Go through the lines below. Copy those with "Projects".

——————

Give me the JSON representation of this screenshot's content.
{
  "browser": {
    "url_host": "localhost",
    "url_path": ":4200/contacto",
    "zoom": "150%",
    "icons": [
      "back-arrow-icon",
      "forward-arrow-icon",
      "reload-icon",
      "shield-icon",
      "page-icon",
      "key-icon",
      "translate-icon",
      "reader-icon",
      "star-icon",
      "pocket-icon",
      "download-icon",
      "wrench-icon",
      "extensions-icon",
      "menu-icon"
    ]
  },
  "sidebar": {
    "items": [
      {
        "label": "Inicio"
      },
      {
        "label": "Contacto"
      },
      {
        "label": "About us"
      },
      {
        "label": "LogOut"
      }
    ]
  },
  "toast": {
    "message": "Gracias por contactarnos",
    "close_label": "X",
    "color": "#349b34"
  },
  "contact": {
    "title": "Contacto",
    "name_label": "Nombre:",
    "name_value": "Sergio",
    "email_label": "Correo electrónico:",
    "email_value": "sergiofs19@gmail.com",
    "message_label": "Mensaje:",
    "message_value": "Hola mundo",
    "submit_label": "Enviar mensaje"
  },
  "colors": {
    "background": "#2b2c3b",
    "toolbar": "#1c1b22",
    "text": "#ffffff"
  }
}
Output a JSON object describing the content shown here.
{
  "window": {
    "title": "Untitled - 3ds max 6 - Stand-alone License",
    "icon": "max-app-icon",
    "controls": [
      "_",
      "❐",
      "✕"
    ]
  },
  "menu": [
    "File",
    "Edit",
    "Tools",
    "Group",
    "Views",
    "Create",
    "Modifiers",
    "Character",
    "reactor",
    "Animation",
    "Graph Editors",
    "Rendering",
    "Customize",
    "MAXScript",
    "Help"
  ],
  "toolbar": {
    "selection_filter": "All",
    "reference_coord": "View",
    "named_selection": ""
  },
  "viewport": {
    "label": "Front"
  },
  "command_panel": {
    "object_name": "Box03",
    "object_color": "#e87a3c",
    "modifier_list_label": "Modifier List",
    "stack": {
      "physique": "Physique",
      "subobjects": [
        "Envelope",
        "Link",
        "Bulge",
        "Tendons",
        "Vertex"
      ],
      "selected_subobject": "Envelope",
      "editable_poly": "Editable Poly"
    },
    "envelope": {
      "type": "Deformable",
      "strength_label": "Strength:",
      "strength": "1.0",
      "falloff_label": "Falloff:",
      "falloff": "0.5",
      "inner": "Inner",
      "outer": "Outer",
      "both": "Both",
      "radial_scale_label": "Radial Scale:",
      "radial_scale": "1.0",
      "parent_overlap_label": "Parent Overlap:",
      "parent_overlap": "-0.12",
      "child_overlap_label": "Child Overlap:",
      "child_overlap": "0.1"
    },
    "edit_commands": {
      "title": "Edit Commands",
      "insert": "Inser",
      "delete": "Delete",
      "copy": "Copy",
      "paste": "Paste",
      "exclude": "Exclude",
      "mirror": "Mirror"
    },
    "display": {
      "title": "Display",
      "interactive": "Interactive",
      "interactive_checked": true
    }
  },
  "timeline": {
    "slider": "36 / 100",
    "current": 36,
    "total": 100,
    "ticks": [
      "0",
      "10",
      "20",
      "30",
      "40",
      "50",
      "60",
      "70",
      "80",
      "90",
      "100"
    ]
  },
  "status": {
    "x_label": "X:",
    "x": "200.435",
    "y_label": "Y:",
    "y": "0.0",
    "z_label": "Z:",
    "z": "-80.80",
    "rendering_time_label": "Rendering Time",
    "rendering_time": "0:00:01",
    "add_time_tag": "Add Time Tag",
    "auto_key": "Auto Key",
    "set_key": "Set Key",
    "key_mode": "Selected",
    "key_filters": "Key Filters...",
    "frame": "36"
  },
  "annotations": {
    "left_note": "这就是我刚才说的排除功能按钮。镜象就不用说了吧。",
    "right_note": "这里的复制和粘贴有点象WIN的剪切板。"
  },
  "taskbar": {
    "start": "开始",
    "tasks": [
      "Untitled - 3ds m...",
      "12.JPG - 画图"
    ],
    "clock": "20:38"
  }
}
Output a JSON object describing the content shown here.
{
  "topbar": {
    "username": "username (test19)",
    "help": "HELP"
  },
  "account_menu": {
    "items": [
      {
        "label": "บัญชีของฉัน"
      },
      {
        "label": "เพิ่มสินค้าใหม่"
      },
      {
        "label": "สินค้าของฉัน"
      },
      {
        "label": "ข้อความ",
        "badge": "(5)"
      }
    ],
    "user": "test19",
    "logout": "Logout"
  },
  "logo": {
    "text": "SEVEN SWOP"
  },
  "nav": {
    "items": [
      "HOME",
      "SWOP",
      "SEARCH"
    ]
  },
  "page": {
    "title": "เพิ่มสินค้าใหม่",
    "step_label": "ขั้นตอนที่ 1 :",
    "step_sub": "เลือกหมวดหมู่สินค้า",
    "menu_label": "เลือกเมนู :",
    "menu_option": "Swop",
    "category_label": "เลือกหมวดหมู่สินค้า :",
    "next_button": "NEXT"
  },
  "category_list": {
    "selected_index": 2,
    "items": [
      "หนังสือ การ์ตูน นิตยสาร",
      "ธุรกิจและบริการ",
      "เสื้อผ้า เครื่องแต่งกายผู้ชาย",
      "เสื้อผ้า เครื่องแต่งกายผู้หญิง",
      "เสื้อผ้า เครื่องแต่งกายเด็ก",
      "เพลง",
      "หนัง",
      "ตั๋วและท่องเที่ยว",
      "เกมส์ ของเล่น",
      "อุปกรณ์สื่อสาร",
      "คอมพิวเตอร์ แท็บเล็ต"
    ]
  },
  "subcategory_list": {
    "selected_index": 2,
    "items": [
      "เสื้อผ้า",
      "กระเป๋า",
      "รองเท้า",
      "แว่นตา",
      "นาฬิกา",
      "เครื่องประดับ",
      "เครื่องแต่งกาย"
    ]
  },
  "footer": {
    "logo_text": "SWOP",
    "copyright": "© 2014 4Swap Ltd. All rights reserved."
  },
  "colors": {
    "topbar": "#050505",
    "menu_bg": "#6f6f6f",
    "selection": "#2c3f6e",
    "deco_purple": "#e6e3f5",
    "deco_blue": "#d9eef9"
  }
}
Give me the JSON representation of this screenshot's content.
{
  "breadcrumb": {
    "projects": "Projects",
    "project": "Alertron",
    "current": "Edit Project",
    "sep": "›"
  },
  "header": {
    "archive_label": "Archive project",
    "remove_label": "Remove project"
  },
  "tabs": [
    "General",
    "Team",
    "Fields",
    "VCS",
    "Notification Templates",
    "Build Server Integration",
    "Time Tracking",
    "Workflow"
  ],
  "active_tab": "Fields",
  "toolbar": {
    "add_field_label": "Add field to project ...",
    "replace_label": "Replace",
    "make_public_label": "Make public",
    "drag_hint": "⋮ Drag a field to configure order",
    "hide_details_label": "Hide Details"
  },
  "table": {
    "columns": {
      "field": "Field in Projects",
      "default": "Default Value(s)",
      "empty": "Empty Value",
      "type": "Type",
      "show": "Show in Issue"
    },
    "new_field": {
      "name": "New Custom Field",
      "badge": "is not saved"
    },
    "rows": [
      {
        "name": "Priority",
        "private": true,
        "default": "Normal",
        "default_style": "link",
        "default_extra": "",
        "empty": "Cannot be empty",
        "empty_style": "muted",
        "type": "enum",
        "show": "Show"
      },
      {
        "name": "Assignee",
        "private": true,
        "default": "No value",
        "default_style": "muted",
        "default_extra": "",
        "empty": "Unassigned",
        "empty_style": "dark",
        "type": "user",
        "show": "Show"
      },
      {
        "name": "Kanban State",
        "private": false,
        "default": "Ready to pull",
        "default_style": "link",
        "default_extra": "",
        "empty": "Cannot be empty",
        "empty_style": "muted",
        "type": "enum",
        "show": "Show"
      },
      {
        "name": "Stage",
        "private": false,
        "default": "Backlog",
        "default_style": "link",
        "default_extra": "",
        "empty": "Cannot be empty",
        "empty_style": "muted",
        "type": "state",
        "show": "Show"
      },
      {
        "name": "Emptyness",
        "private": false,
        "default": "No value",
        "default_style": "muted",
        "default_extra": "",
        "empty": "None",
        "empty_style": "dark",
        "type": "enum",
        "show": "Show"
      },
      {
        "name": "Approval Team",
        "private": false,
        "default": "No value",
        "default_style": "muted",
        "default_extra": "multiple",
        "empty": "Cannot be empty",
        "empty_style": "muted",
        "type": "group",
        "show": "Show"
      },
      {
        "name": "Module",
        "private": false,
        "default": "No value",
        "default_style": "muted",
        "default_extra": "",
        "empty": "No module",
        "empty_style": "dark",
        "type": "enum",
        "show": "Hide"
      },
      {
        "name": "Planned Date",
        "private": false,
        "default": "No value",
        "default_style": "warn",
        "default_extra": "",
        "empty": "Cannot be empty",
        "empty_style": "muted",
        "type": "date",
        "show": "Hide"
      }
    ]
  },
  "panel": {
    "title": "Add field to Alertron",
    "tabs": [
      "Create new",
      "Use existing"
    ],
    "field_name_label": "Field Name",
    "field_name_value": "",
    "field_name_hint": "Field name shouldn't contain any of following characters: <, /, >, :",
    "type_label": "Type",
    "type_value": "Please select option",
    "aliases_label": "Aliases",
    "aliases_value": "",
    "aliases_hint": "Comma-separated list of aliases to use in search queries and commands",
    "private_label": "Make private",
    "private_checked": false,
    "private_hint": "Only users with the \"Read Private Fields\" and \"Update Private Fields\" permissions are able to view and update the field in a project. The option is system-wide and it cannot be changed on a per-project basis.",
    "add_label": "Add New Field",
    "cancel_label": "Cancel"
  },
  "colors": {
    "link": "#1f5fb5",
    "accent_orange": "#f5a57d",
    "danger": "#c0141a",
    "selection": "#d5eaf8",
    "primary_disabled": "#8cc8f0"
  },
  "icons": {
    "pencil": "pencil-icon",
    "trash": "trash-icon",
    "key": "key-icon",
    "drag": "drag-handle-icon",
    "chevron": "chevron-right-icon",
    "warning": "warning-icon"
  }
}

——————

§ **FULL SOLUTION**
    "projects": "Projects",
      "field": "Field in Projects",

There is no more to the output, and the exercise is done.